» **Instructions to follow**:
Transcribe word for word each line from the one containing "Give me the" to the final line of the data, both included. Skip the pictures.

» **Entries shown**:
⁂
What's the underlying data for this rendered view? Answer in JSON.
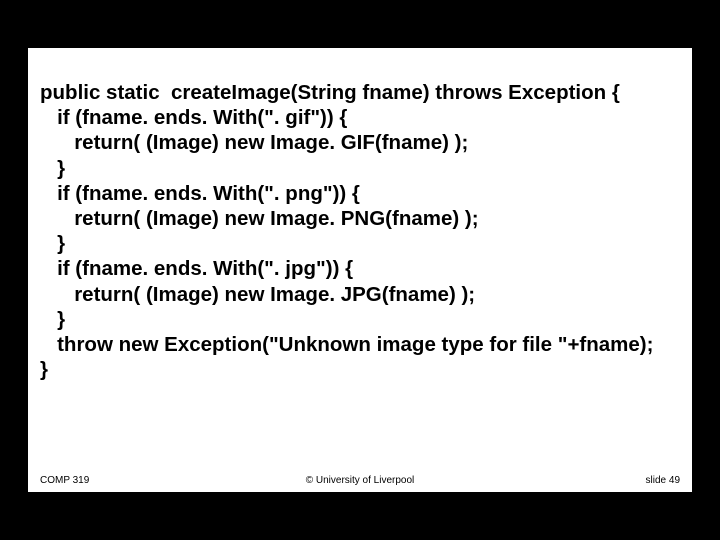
{
  "code": {
    "l1": "public static  createImage(String fname) throws Exception {",
    "l2": "   if (fname. ends. With(\". gif\")) {",
    "l3": "      return( (Image) new Image. GIF(fname) );",
    "l4": "   }",
    "l5": "   if (fname. ends. With(\". png\")) {",
    "l6": "      return( (Image) new Image. PNG(fname) );",
    "l7": "   }",
    "l8": "   if (fname. ends. With(\". jpg\")) {",
    "l9": "      return( (Image) new Image. JPG(fname) );",
    "l10": "   }",
    "l11": "   throw new Exception(\"Unknown image type for file \"+fname);",
    "l12": "}"
  },
  "footer": {
    "left": "COMP 319",
    "center": "© University of Liverpool",
    "right": "slide  49"
  }
}
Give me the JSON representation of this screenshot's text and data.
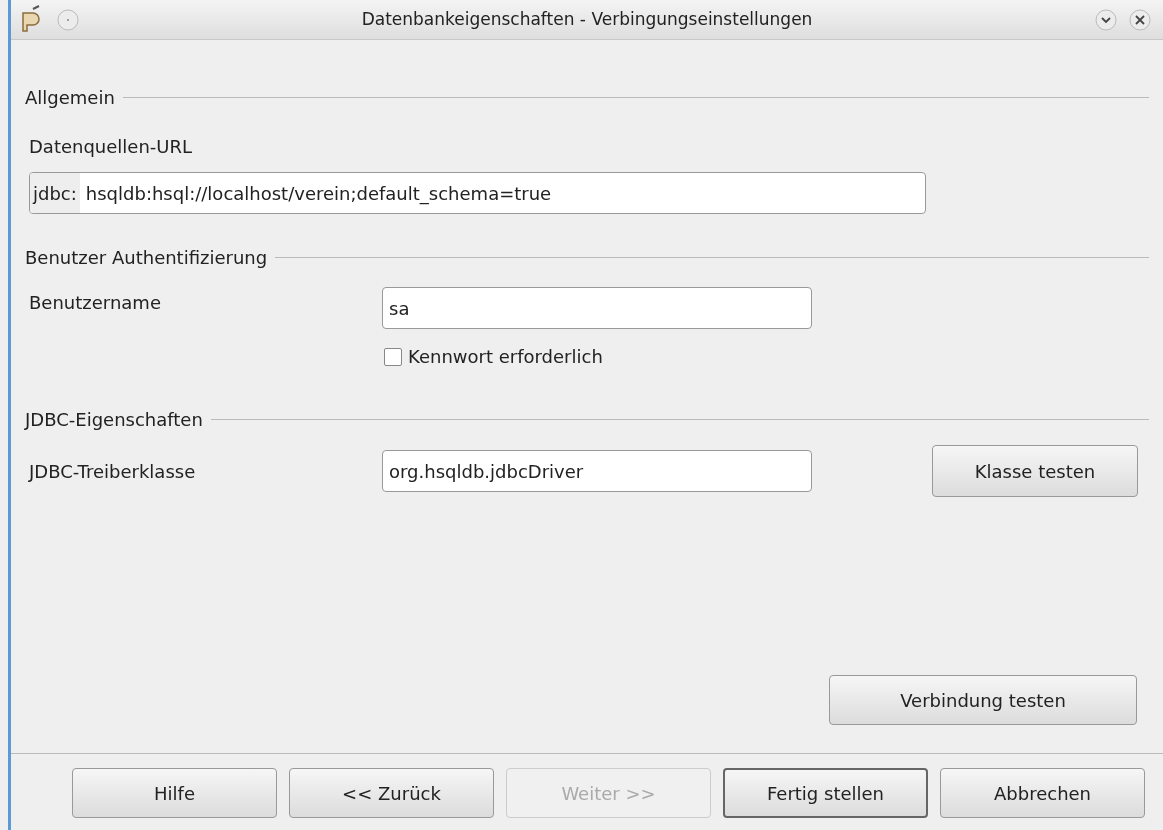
{
  "window": {
    "title": "Datenbankeigenschaften - Verbingungseinstellungen"
  },
  "general": {
    "heading": "Allgemein",
    "url_label": "Datenquellen-URL",
    "url_prefix": "jdbc:",
    "url_value": "hsqldb:hsql://localhost/verein;default_schema=true"
  },
  "auth": {
    "heading": "Benutzer Authentifizierung",
    "user_label": "Benutzername",
    "user_value": "sa",
    "password_required": {
      "label": "Kennwort erforderlich",
      "checked": false
    }
  },
  "jdbc": {
    "heading": "JDBC-Eigenschaften",
    "driver_label": "JDBC-Treiberklasse",
    "driver_value": "org.hsqldb.jdbcDriver",
    "test_class_button": "Klasse testen"
  },
  "test_connection_button": "Verbindung testen",
  "buttons": [
    {
      "label": "Hilfe",
      "disabled": false,
      "default": false
    },
    {
      "label": "<< Zurück",
      "disabled": false,
      "default": false
    },
    {
      "label": "Weiter >>",
      "disabled": true,
      "default": false
    },
    {
      "label": "Fertig stellen",
      "disabled": false,
      "default": true
    },
    {
      "label": "Abbrechen",
      "disabled": false,
      "default": false
    }
  ]
}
⁂
» **Solution**:
Give me the JSON representation of this screenshot's text and data.
{
  "window": {
    "title": "Datenbankeigenschaften - Verbingungseinstellungen"
  },
  "general": {
    "heading": "Allgemein",
    "url_label": "Datenquellen-URL",
    "url_prefix": "jdbc:",
    "url_value": "hsqldb:hsql://localhost/verein;default_schema=true"
  },
  "auth": {
    "heading": "Benutzer Authentifizierung",
    "user_label": "Benutzername",
    "user_value": "sa",
    "password_required": {
      "label": "Kennwort erforderlich",
      "checked": false
    }
  },
  "jdbc": {
    "heading": "JDBC-Eigenschaften",
    "driver_label": "JDBC-Treiberklasse",
    "driver_value": "org.hsqldb.jdbcDriver",
    "test_class_button": "Klasse testen"
  },
  "test_connection_button": "Verbindung testen",
  "buttons": [
    {
      "label": "Hilfe",
      "disabled": false,
      "default": false
    },
    {
      "label": "<< Zurück",
      "disabled": false,
      "default": false
    },
    {
      "label": "Weiter >>",
      "disabled": true,
      "default": false
    },
    {
      "label": "Fertig stellen",
      "disabled": false,
      "default": true
    },
    {
      "label": "Abbrechen",
      "disabled": false,
      "default": false
    }
  ]
}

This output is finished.